[Collected data entries]
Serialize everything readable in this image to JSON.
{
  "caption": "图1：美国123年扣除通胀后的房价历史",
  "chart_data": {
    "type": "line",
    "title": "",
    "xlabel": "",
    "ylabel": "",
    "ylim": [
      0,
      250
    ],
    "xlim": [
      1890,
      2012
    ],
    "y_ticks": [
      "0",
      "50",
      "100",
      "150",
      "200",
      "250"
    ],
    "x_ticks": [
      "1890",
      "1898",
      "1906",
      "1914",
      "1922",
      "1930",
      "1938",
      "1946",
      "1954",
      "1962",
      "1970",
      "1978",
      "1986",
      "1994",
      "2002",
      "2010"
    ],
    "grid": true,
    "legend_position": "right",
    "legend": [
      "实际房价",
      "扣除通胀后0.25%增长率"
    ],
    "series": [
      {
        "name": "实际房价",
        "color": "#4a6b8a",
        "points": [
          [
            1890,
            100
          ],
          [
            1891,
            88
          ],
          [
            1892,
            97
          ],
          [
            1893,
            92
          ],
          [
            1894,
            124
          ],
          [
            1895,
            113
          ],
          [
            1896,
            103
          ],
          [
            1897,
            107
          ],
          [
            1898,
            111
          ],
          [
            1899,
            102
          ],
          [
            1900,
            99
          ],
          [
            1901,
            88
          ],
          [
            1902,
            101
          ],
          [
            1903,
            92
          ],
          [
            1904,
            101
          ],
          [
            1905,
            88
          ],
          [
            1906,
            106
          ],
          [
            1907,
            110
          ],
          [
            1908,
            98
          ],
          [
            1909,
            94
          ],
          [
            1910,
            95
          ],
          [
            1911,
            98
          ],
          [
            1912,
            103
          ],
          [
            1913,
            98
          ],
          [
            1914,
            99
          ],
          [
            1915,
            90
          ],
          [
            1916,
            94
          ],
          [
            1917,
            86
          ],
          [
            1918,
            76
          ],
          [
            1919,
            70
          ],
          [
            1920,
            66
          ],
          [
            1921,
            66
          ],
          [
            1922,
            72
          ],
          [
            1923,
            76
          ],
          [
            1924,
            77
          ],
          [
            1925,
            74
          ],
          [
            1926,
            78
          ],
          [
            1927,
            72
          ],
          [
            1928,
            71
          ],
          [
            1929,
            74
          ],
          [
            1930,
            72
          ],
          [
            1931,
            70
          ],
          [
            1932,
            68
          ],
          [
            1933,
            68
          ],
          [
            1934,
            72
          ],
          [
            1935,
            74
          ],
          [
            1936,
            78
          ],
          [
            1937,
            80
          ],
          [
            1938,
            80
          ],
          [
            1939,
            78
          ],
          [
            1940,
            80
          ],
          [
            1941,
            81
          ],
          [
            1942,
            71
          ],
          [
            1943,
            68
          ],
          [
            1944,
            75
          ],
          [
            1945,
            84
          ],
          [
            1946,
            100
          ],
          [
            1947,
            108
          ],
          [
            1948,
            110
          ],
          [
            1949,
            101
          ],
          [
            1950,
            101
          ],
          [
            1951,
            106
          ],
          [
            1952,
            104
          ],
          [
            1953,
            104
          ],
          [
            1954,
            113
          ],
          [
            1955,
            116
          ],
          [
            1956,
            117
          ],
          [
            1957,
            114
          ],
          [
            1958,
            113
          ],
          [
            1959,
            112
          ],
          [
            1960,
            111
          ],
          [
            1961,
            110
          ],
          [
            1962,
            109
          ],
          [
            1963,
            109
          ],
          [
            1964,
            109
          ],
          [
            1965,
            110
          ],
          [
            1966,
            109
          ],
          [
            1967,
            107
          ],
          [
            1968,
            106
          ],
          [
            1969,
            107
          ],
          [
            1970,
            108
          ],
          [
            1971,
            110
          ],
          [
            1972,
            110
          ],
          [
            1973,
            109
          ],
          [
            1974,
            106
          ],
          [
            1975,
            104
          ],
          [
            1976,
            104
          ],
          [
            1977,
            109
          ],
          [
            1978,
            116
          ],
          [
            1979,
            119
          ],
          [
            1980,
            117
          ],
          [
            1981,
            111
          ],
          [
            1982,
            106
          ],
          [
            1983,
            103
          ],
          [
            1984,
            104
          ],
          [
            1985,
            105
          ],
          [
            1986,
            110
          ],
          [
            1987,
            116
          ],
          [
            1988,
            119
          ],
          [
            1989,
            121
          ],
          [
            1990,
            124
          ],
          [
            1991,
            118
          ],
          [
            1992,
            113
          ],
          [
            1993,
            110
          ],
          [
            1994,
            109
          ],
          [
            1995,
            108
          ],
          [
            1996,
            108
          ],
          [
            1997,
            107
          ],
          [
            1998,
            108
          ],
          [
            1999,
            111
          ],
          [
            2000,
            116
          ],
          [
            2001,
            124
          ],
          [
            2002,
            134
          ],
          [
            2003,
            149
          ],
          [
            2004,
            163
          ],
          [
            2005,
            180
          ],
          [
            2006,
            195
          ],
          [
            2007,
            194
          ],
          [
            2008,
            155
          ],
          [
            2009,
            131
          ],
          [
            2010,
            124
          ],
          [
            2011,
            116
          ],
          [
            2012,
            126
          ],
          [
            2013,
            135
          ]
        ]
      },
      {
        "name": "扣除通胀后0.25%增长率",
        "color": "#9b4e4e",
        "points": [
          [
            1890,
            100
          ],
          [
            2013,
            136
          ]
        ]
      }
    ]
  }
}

▶ _Exercise prompt_:
Go through the listing above and restate it word for word.

▶ _Written solution_:
Serialize everything readable in this image to JSON.
{
  "caption": "图1：美国123年扣除通胀后的房价历史",
  "chart_data": {
    "type": "line",
    "title": "",
    "xlabel": "",
    "ylabel": "",
    "ylim": [
      0,
      250
    ],
    "xlim": [
      1890,
      2012
    ],
    "y_ticks": [
      "0",
      "50",
      "100",
      "150",
      "200",
      "250"
    ],
    "x_ticks": [
      "1890",
      "1898",
      "1906",
      "1914",
      "1922",
      "1930",
      "1938",
      "1946",
      "1954",
      "1962",
      "1970",
      "1978",
      "1986",
      "1994",
      "2002",
      "2010"
    ],
    "grid": true,
    "legend_position": "right",
    "legend": [
      "实际房价",
      "扣除通胀后0.25%增长率"
    ],
    "series": [
      {
        "name": "实际房价",
        "color": "#4a6b8a",
        "points": [
          [
            1890,
            100
          ],
          [
            1891,
            88
          ],
          [
            1892,
            97
          ],
          [
            1893,
            92
          ],
          [
            1894,
            124
          ],
          [
            1895,
            113
          ],
          [
            1896,
            103
          ],
          [
            1897,
            107
          ],
          [
            1898,
            111
          ],
          [
            1899,
            102
          ],
          [
            1900,
            99
          ],
          [
            1901,
            88
          ],
          [
            1902,
            101
          ],
          [
            1903,
            92
          ],
          [
            1904,
            101
          ],
          [
            1905,
            88
          ],
          [
            1906,
            106
          ],
          [
            1907,
            110
          ],
          [
            1908,
            98
          ],
          [
            1909,
            94
          ],
          [
            1910,
            95
          ],
          [
            1911,
            98
          ],
          [
            1912,
            103
          ],
          [
            1913,
            98
          ],
          [
            1914,
            99
          ],
          [
            1915,
            90
          ],
          [
            1916,
            94
          ],
          [
            1917,
            86
          ],
          [
            1918,
            76
          ],
          [
            1919,
            70
          ],
          [
            1920,
            66
          ],
          [
            1921,
            66
          ],
          [
            1922,
            72
          ],
          [
            1923,
            76
          ],
          [
            1924,
            77
          ],
          [
            1925,
            74
          ],
          [
            1926,
            78
          ],
          [
            1927,
            72
          ],
          [
            1928,
            71
          ],
          [
            1929,
            74
          ],
          [
            1930,
            72
          ],
          [
            1931,
            70
          ],
          [
            1932,
            68
          ],
          [
            1933,
            68
          ],
          [
            1934,
            72
          ],
          [
            1935,
            74
          ],
          [
            1936,
            78
          ],
          [
            1937,
            80
          ],
          [
            1938,
            80
          ],
          [
            1939,
            78
          ],
          [
            1940,
            80
          ],
          [
            1941,
            81
          ],
          [
            1942,
            71
          ],
          [
            1943,
            68
          ],
          [
            1944,
            75
          ],
          [
            1945,
            84
          ],
          [
            1946,
            100
          ],
          [
            1947,
            108
          ],
          [
            1948,
            110
          ],
          [
            1949,
            101
          ],
          [
            1950,
            101
          ],
          [
            1951,
            106
          ],
          [
            1952,
            104
          ],
          [
            1953,
            104
          ],
          [
            1954,
            113
          ],
          [
            1955,
            116
          ],
          [
            1956,
            117
          ],
          [
            1957,
            114
          ],
          [
            1958,
            113
          ],
          [
            1959,
            112
          ],
          [
            1960,
            111
          ],
          [
            1961,
            110
          ],
          [
            1962,
            109
          ],
          [
            1963,
            109
          ],
          [
            1964,
            109
          ],
          [
            1965,
            110
          ],
          [
            1966,
            109
          ],
          [
            1967,
            107
          ],
          [
            1968,
            106
          ],
          [
            1969,
            107
          ],
          [
            1970,
            108
          ],
          [
            1971,
            110
          ],
          [
            1972,
            110
          ],
          [
            1973,
            109
          ],
          [
            1974,
            106
          ],
          [
            1975,
            104
          ],
          [
            1976,
            104
          ],
          [
            1977,
            109
          ],
          [
            1978,
            116
          ],
          [
            1979,
            119
          ],
          [
            1980,
            117
          ],
          [
            1981,
            111
          ],
          [
            1982,
            106
          ],
          [
            1983,
            103
          ],
          [
            1984,
            104
          ],
          [
            1985,
            105
          ],
          [
            1986,
            110
          ],
          [
            1987,
            116
          ],
          [
            1988,
            119
          ],
          [
            1989,
            121
          ],
          [
            1990,
            124
          ],
          [
            1991,
            118
          ],
          [
            1992,
            113
          ],
          [
            1993,
            110
          ],
          [
            1994,
            109
          ],
          [
            1995,
            108
          ],
          [
            1996,
            108
          ],
          [
            1997,
            107
          ],
          [
            1998,
            108
          ],
          [
            1999,
            111
          ],
          [
            2000,
            116
          ],
          [
            2001,
            124
          ],
          [
            2002,
            134
          ],
          [
            2003,
            149
          ],
          [
            2004,
            163
          ],
          [
            2005,
            180
          ],
          [
            2006,
            195
          ],
          [
            2007,
            194
          ],
          [
            2008,
            155
          ],
          [
            2009,
            131
          ],
          [
            2010,
            124
          ],
          [
            2011,
            116
          ],
          [
            2012,
            126
          ],
          [
            2013,
            135
          ]
        ]
      },
      {
        "name": "扣除通胀后0.25%增长率",
        "color": "#9b4e4e",
        "points": [
          [
            1890,
            100
          ],
          [
            2013,
            136
          ]
        ]
      }
    ]
  }
}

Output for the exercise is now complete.